Would you print the whole listing again, exactly?

• SOURCE INFORMATION
◇ ◇ ◇ ◇
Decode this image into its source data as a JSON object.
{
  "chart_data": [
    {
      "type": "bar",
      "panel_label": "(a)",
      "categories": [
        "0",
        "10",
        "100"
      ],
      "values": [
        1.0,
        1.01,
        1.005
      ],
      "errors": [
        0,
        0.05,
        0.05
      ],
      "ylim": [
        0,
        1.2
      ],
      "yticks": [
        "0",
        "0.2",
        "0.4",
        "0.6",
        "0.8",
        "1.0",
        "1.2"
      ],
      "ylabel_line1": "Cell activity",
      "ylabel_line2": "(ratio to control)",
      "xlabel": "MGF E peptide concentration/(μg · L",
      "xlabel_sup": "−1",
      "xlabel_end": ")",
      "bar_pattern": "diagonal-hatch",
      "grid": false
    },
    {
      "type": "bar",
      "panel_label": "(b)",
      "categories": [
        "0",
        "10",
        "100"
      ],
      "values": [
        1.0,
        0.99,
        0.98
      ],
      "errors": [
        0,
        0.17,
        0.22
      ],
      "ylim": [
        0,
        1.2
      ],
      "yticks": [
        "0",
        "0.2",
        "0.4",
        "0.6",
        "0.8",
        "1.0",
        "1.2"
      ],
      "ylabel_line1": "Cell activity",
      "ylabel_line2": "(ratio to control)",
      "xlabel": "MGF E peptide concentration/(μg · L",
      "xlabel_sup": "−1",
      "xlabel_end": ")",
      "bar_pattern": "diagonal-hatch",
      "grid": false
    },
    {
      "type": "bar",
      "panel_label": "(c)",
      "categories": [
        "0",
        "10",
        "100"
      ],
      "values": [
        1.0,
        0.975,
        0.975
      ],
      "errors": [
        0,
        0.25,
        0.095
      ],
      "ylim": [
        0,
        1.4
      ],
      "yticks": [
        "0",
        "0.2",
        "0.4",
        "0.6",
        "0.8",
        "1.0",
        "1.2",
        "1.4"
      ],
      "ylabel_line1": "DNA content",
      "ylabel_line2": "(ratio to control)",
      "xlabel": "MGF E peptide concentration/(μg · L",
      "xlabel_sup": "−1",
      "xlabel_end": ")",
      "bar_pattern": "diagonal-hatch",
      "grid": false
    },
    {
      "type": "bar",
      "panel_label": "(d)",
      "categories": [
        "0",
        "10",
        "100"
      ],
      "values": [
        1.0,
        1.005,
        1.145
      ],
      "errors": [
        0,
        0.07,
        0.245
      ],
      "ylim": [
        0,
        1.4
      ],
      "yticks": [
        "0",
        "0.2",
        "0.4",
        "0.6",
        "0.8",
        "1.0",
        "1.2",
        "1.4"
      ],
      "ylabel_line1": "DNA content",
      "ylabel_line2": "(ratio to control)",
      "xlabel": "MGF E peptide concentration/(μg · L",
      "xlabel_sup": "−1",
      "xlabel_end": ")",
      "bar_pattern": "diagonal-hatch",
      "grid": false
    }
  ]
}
◇ ◇ ◇ ◇
• ANSWER BELOW
Decode this image into its source data as a JSON object.
{
  "chart_data": [
    {
      "type": "bar",
      "panel_label": "(a)",
      "categories": [
        "0",
        "10",
        "100"
      ],
      "values": [
        1.0,
        1.01,
        1.005
      ],
      "errors": [
        0,
        0.05,
        0.05
      ],
      "ylim": [
        0,
        1.2
      ],
      "yticks": [
        "0",
        "0.2",
        "0.4",
        "0.6",
        "0.8",
        "1.0",
        "1.2"
      ],
      "ylabel_line1": "Cell activity",
      "ylabel_line2": "(ratio to control)",
      "xlabel": "MGF E peptide concentration/(μg · L",
      "xlabel_sup": "−1",
      "xlabel_end": ")",
      "bar_pattern": "diagonal-hatch",
      "grid": false
    },
    {
      "type": "bar",
      "panel_label": "(b)",
      "categories": [
        "0",
        "10",
        "100"
      ],
      "values": [
        1.0,
        0.99,
        0.98
      ],
      "errors": [
        0,
        0.17,
        0.22
      ],
      "ylim": [
        0,
        1.2
      ],
      "yticks": [
        "0",
        "0.2",
        "0.4",
        "0.6",
        "0.8",
        "1.0",
        "1.2"
      ],
      "ylabel_line1": "Cell activity",
      "ylabel_line2": "(ratio to control)",
      "xlabel": "MGF E peptide concentration/(μg · L",
      "xlabel_sup": "−1",
      "xlabel_end": ")",
      "bar_pattern": "diagonal-hatch",
      "grid": false
    },
    {
      "type": "bar",
      "panel_label": "(c)",
      "categories": [
        "0",
        "10",
        "100"
      ],
      "values": [
        1.0,
        0.975,
        0.975
      ],
      "errors": [
        0,
        0.25,
        0.095
      ],
      "ylim": [
        0,
        1.4
      ],
      "yticks": [
        "0",
        "0.2",
        "0.4",
        "0.6",
        "0.8",
        "1.0",
        "1.2",
        "1.4"
      ],
      "ylabel_line1": "DNA content",
      "ylabel_line2": "(ratio to control)",
      "xlabel": "MGF E peptide concentration/(μg · L",
      "xlabel_sup": "−1",
      "xlabel_end": ")",
      "bar_pattern": "diagonal-hatch",
      "grid": false
    },
    {
      "type": "bar",
      "panel_label": "(d)",
      "categories": [
        "0",
        "10",
        "100"
      ],
      "values": [
        1.0,
        1.005,
        1.145
      ],
      "errors": [
        0,
        0.07,
        0.245
      ],
      "ylim": [
        0,
        1.4
      ],
      "yticks": [
        "0",
        "0.2",
        "0.4",
        "0.6",
        "0.8",
        "1.0",
        "1.2",
        "1.4"
      ],
      "ylabel_line1": "DNA content",
      "ylabel_line2": "(ratio to control)",
      "xlabel": "MGF E peptide concentration/(μg · L",
      "xlabel_sup": "−1",
      "xlabel_end": ")",
      "bar_pattern": "diagonal-hatch",
      "grid": false
    }
  ]
}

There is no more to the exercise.